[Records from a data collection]
[BEGIN]

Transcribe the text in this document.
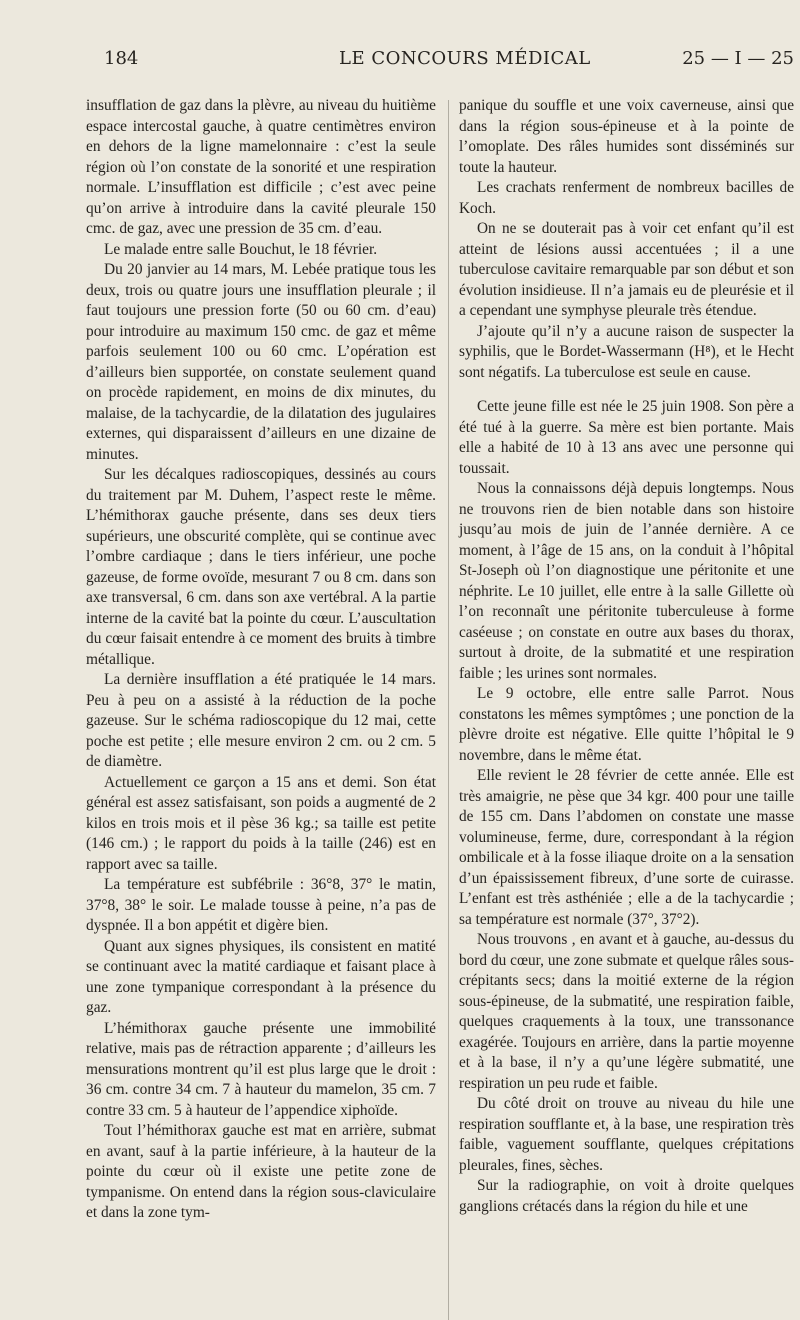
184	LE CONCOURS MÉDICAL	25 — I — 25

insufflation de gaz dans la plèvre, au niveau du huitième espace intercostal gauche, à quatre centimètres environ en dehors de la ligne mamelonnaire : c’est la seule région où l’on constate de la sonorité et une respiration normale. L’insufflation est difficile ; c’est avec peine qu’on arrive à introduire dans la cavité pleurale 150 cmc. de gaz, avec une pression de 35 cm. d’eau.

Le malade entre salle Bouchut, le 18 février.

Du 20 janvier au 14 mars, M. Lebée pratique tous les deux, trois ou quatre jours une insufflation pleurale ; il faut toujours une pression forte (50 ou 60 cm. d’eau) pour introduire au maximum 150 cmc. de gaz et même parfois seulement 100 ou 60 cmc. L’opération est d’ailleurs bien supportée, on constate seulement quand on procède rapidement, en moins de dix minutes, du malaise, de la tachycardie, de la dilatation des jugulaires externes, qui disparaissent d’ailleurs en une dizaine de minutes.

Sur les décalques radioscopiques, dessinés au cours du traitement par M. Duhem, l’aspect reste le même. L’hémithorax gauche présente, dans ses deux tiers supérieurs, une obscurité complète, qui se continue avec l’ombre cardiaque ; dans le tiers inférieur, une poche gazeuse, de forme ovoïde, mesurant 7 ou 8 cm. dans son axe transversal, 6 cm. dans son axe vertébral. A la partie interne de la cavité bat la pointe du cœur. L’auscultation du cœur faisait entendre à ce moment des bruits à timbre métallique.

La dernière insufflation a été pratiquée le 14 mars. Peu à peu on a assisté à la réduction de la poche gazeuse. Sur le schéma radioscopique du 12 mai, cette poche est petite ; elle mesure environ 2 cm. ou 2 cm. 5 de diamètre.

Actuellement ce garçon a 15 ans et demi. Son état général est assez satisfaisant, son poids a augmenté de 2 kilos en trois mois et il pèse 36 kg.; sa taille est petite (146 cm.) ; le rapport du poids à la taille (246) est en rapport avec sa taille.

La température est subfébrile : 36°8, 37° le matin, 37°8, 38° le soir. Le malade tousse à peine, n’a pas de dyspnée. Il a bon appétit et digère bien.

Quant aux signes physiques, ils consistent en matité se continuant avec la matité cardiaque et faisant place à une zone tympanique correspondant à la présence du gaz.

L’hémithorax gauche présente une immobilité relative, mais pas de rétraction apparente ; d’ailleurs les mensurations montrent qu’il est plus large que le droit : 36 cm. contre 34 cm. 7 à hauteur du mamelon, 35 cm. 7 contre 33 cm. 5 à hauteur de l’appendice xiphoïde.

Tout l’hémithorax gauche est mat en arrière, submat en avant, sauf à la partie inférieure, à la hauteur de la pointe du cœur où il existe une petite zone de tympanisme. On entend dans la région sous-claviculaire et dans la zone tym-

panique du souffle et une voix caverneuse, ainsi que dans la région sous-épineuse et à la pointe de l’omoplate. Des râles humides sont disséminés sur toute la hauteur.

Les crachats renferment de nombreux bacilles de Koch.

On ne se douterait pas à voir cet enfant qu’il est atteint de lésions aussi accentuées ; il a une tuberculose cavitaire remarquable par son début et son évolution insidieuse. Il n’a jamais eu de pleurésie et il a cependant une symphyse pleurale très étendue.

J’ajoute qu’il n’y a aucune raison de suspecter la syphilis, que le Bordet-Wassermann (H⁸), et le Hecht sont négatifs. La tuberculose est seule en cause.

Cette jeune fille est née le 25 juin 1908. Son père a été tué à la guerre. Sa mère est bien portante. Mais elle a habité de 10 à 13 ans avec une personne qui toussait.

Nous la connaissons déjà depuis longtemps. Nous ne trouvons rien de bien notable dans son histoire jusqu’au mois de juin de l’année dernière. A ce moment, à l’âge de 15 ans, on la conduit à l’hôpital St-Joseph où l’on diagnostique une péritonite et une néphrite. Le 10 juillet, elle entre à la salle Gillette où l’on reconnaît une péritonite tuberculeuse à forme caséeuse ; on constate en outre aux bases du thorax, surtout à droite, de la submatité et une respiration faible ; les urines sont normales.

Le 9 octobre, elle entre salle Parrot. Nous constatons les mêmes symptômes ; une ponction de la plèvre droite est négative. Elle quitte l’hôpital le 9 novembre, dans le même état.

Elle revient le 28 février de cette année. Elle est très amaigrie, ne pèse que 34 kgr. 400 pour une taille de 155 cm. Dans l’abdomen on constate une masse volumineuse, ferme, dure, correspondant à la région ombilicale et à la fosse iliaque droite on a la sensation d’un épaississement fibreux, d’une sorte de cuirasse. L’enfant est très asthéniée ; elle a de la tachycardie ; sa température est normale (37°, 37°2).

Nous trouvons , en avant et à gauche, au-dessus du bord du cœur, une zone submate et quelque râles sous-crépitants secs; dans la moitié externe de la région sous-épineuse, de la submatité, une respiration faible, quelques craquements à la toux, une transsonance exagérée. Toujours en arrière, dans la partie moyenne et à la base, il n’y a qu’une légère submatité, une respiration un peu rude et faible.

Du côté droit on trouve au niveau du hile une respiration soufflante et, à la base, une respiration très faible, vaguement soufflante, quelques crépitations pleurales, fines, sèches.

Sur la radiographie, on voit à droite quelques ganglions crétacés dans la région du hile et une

[END]
[BEGIN]

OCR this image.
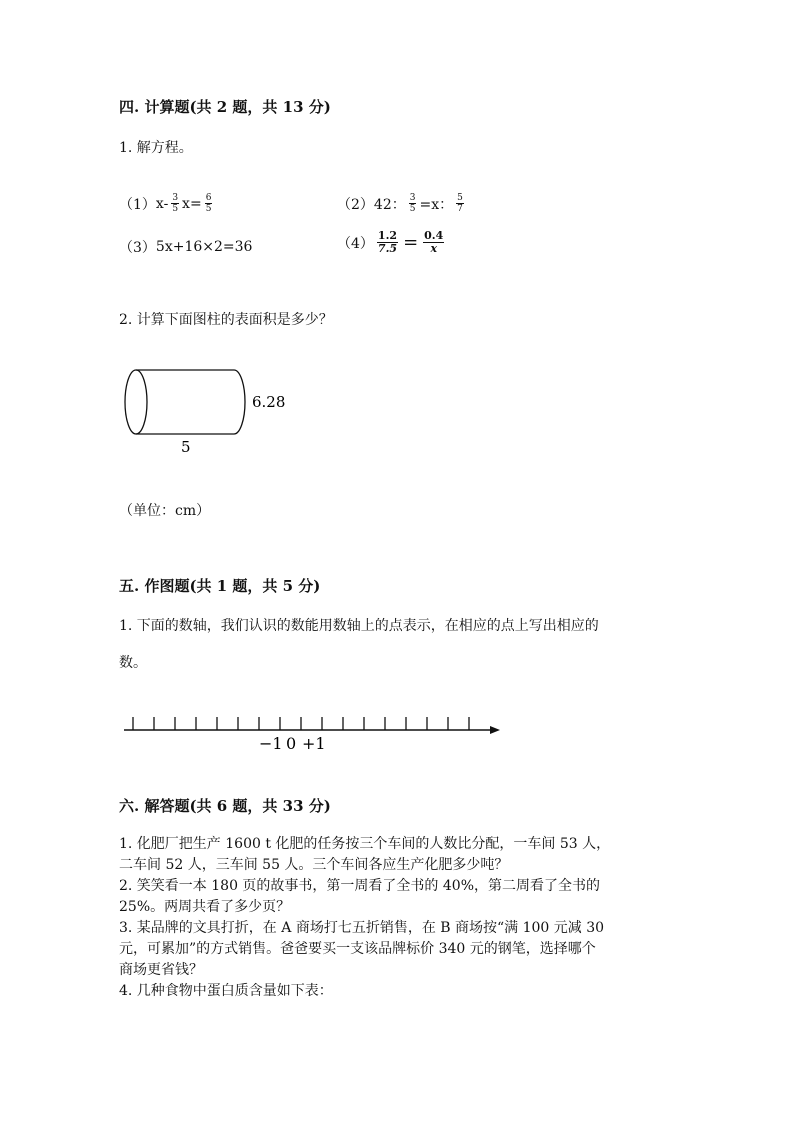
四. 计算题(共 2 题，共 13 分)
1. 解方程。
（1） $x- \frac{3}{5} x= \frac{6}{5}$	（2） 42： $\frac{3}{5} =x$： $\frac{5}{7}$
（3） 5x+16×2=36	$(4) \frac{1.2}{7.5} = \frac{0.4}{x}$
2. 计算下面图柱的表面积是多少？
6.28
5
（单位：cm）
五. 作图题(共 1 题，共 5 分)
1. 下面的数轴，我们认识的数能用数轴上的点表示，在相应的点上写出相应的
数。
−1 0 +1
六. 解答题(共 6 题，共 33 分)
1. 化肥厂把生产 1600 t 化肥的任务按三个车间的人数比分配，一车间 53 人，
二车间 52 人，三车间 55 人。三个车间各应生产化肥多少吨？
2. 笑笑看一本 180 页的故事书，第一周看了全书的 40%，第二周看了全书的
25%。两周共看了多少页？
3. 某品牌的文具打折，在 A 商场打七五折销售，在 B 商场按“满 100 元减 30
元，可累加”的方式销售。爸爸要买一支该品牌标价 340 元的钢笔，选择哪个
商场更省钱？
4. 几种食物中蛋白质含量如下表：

[END]

__STATED GOAL__
Scan the entries above for the word "malade" and collect each line holding it.

__RESPONSE TO THE EXERCISE__
Le malade entre salle Bouchut, le 18 février.
La température est subfébrile : 36°8, 37° le matin, 37°8, 38° le soir. Le malade tousse à peine, n’a pas de dyspnée. Il a bon appétit et digère bien.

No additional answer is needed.